[Entries with figure data]
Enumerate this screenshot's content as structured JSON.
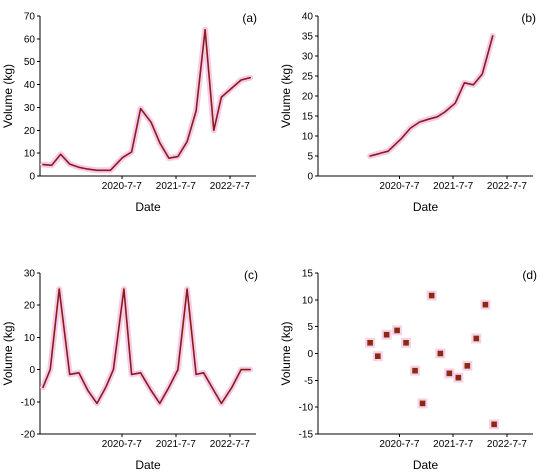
{
  "colors": {
    "series": "#8b1a1a",
    "halo": "#f3c6e4",
    "marker": "#8b2a12"
  },
  "chart_data": [
    {
      "panel": "(a)",
      "type": "line",
      "xlabel": "Date",
      "ylabel": "Volume (kg)",
      "ylim": [
        0,
        70
      ],
      "yticks": [
        0,
        10,
        20,
        30,
        40,
        50,
        60,
        70
      ],
      "xlim": [
        "2019-01-01",
        "2022-12-31"
      ],
      "xticks": [
        {
          "date": "2020-07-07",
          "label": "2020-7-7"
        },
        {
          "date": "2021-07-07",
          "label": "2021-7-7"
        },
        {
          "date": "2022-07-07",
          "label": "2022-7-7"
        }
      ],
      "grid": false,
      "x": [
        "2019-01-21",
        "2019-03-21",
        "2019-05-21",
        "2019-07-21",
        "2019-09-21",
        "2019-11-21",
        "2020-01-21",
        "2020-04-21",
        "2020-07-11",
        "2020-09-11",
        "2020-11-11",
        "2021-01-21",
        "2021-03-21",
        "2021-05-21",
        "2021-07-21",
        "2021-09-21",
        "2021-11-21",
        "2022-01-21",
        "2022-03-21",
        "2022-05-11",
        "2022-07-21",
        "2022-09-21",
        "2022-11-21"
      ],
      "y": [
        5,
        4.7,
        9.5,
        5.2,
        3.8,
        3,
        2.5,
        2.5,
        8,
        10.5,
        29.5,
        23.5,
        14.5,
        7.8,
        8.5,
        15,
        28.5,
        64,
        20,
        34.5,
        38.5,
        42,
        43
      ]
    },
    {
      "panel": "(b)",
      "type": "line",
      "xlabel": "Date",
      "ylabel": "Volume (kg)",
      "ylim": [
        0,
        40
      ],
      "yticks": [
        0,
        5,
        10,
        15,
        20,
        25,
        30,
        35,
        40
      ],
      "xlim": [
        "2019-01-01",
        "2022-12-31"
      ],
      "xticks": [
        {
          "date": "2020-07-07",
          "label": "2020-7-7"
        },
        {
          "date": "2021-07-07",
          "label": "2021-7-7"
        },
        {
          "date": "2022-07-07",
          "label": "2022-7-7"
        }
      ],
      "grid": false,
      "x": [
        "2019-12-21",
        "2020-01-21",
        "2020-04-21",
        "2020-07-21",
        "2020-09-21",
        "2020-11-21",
        "2021-01-21",
        "2021-03-21",
        "2021-05-11",
        "2021-07-21",
        "2021-09-21",
        "2021-11-21",
        "2022-01-21",
        "2022-04-01"
      ],
      "y": [
        5,
        5.3,
        6.2,
        9.4,
        12,
        13.5,
        14.2,
        14.8,
        16,
        18.2,
        23.3,
        22.8,
        25.5,
        35
      ]
    },
    {
      "panel": "(c)",
      "type": "line",
      "xlabel": "Date",
      "ylabel": "Volume (kg)",
      "ylim": [
        -20,
        30
      ],
      "yticks": [
        -20,
        -10,
        0,
        10,
        20,
        30
      ],
      "xlim": [
        "2019-01-01",
        "2022-12-31"
      ],
      "xticks": [
        {
          "date": "2020-07-07",
          "label": "2020-7-7"
        },
        {
          "date": "2021-07-07",
          "label": "2021-7-7"
        },
        {
          "date": "2022-07-07",
          "label": "2022-7-7"
        }
      ],
      "grid": false,
      "x": [
        "2019-01-21",
        "2019-03-11",
        "2019-05-11",
        "2019-07-21",
        "2019-09-21",
        "2019-11-21",
        "2020-01-21",
        "2020-03-21",
        "2020-05-11",
        "2020-07-21",
        "2020-09-11",
        "2020-11-11",
        "2021-01-21",
        "2021-03-21",
        "2021-05-21",
        "2021-07-21",
        "2021-09-21",
        "2021-11-21",
        "2022-01-11",
        "2022-03-21",
        "2022-05-11",
        "2022-07-21",
        "2022-09-21",
        "2022-11-21"
      ],
      "y": [
        -5.5,
        0,
        25,
        -1.5,
        -1,
        -6.5,
        -10.5,
        -5.5,
        0,
        25,
        -1.5,
        -1,
        -6.5,
        -10.5,
        -5.5,
        0,
        25,
        -1.5,
        -1,
        -6.5,
        -10.5,
        -5.5,
        0,
        0
      ]
    },
    {
      "panel": "(d)",
      "type": "scatter",
      "xlabel": "Date",
      "ylabel": "Volume (kg)",
      "ylim": [
        -15,
        15
      ],
      "yticks": [
        -15,
        -10,
        -5,
        0,
        5,
        10,
        15
      ],
      "xlim": [
        "2019-01-01",
        "2022-12-31"
      ],
      "xticks": [
        {
          "date": "2020-07-07",
          "label": "2020-7-7"
        },
        {
          "date": "2021-07-07",
          "label": "2021-7-7"
        },
        {
          "date": "2022-07-07",
          "label": "2022-7-7"
        }
      ],
      "grid": false,
      "x": [
        "2019-12-21",
        "2020-02-11",
        "2020-04-11",
        "2020-06-21",
        "2020-08-21",
        "2020-10-21",
        "2020-12-11",
        "2021-02-11",
        "2021-04-11",
        "2021-06-11",
        "2021-08-11",
        "2021-10-11",
        "2021-12-11",
        "2022-02-11",
        "2022-04-11"
      ],
      "y": [
        2,
        -0.5,
        3.5,
        4.3,
        2,
        -3.2,
        -9.3,
        10.8,
        0,
        -3.7,
        -4.5,
        -2.3,
        2.8,
        9.1,
        -13.2
      ]
    }
  ]
}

◆ Directions for this task ◆
Copy the entries above faithfully and omit every image.

◆ Reply to the task ◆
Enumerate this screenshot's content as structured JSON.
{
  "colors": {
    "series": "#8b1a1a",
    "halo": "#f3c6e4",
    "marker": "#8b2a12"
  },
  "chart_data": [
    {
      "panel": "(a)",
      "type": "line",
      "xlabel": "Date",
      "ylabel": "Volume (kg)",
      "ylim": [
        0,
        70
      ],
      "yticks": [
        0,
        10,
        20,
        30,
        40,
        50,
        60,
        70
      ],
      "xlim": [
        "2019-01-01",
        "2022-12-31"
      ],
      "xticks": [
        {
          "date": "2020-07-07",
          "label": "2020-7-7"
        },
        {
          "date": "2021-07-07",
          "label": "2021-7-7"
        },
        {
          "date": "2022-07-07",
          "label": "2022-7-7"
        }
      ],
      "grid": false,
      "x": [
        "2019-01-21",
        "2019-03-21",
        "2019-05-21",
        "2019-07-21",
        "2019-09-21",
        "2019-11-21",
        "2020-01-21",
        "2020-04-21",
        "2020-07-11",
        "2020-09-11",
        "2020-11-11",
        "2021-01-21",
        "2021-03-21",
        "2021-05-21",
        "2021-07-21",
        "2021-09-21",
        "2021-11-21",
        "2022-01-21",
        "2022-03-21",
        "2022-05-11",
        "2022-07-21",
        "2022-09-21",
        "2022-11-21"
      ],
      "y": [
        5,
        4.7,
        9.5,
        5.2,
        3.8,
        3,
        2.5,
        2.5,
        8,
        10.5,
        29.5,
        23.5,
        14.5,
        7.8,
        8.5,
        15,
        28.5,
        64,
        20,
        34.5,
        38.5,
        42,
        43
      ]
    },
    {
      "panel": "(b)",
      "type": "line",
      "xlabel": "Date",
      "ylabel": "Volume (kg)",
      "ylim": [
        0,
        40
      ],
      "yticks": [
        0,
        5,
        10,
        15,
        20,
        25,
        30,
        35,
        40
      ],
      "xlim": [
        "2019-01-01",
        "2022-12-31"
      ],
      "xticks": [
        {
          "date": "2020-07-07",
          "label": "2020-7-7"
        },
        {
          "date": "2021-07-07",
          "label": "2021-7-7"
        },
        {
          "date": "2022-07-07",
          "label": "2022-7-7"
        }
      ],
      "grid": false,
      "x": [
        "2019-12-21",
        "2020-01-21",
        "2020-04-21",
        "2020-07-21",
        "2020-09-21",
        "2020-11-21",
        "2021-01-21",
        "2021-03-21",
        "2021-05-11",
        "2021-07-21",
        "2021-09-21",
        "2021-11-21",
        "2022-01-21",
        "2022-04-01"
      ],
      "y": [
        5,
        5.3,
        6.2,
        9.4,
        12,
        13.5,
        14.2,
        14.8,
        16,
        18.2,
        23.3,
        22.8,
        25.5,
        35
      ]
    },
    {
      "panel": "(c)",
      "type": "line",
      "xlabel": "Date",
      "ylabel": "Volume (kg)",
      "ylim": [
        -20,
        30
      ],
      "yticks": [
        -20,
        -10,
        0,
        10,
        20,
        30
      ],
      "xlim": [
        "2019-01-01",
        "2022-12-31"
      ],
      "xticks": [
        {
          "date": "2020-07-07",
          "label": "2020-7-7"
        },
        {
          "date": "2021-07-07",
          "label": "2021-7-7"
        },
        {
          "date": "2022-07-07",
          "label": "2022-7-7"
        }
      ],
      "grid": false,
      "x": [
        "2019-01-21",
        "2019-03-11",
        "2019-05-11",
        "2019-07-21",
        "2019-09-21",
        "2019-11-21",
        "2020-01-21",
        "2020-03-21",
        "2020-05-11",
        "2020-07-21",
        "2020-09-11",
        "2020-11-11",
        "2021-01-21",
        "2021-03-21",
        "2021-05-21",
        "2021-07-21",
        "2021-09-21",
        "2021-11-21",
        "2022-01-11",
        "2022-03-21",
        "2022-05-11",
        "2022-07-21",
        "2022-09-21",
        "2022-11-21"
      ],
      "y": [
        -5.5,
        0,
        25,
        -1.5,
        -1,
        -6.5,
        -10.5,
        -5.5,
        0,
        25,
        -1.5,
        -1,
        -6.5,
        -10.5,
        -5.5,
        0,
        25,
        -1.5,
        -1,
        -6.5,
        -10.5,
        -5.5,
        0,
        0
      ]
    },
    {
      "panel": "(d)",
      "type": "scatter",
      "xlabel": "Date",
      "ylabel": "Volume (kg)",
      "ylim": [
        -15,
        15
      ],
      "yticks": [
        -15,
        -10,
        -5,
        0,
        5,
        10,
        15
      ],
      "xlim": [
        "2019-01-01",
        "2022-12-31"
      ],
      "xticks": [
        {
          "date": "2020-07-07",
          "label": "2020-7-7"
        },
        {
          "date": "2021-07-07",
          "label": "2021-7-7"
        },
        {
          "date": "2022-07-07",
          "label": "2022-7-7"
        }
      ],
      "grid": false,
      "x": [
        "2019-12-21",
        "2020-02-11",
        "2020-04-11",
        "2020-06-21",
        "2020-08-21",
        "2020-10-21",
        "2020-12-11",
        "2021-02-11",
        "2021-04-11",
        "2021-06-11",
        "2021-08-11",
        "2021-10-11",
        "2021-12-11",
        "2022-02-11",
        "2022-04-11"
      ],
      "y": [
        2,
        -0.5,
        3.5,
        4.3,
        2,
        -3.2,
        -9.3,
        10.8,
        0,
        -3.7,
        -4.5,
        -2.3,
        2.8,
        9.1,
        -13.2
      ]
    }
  ]
}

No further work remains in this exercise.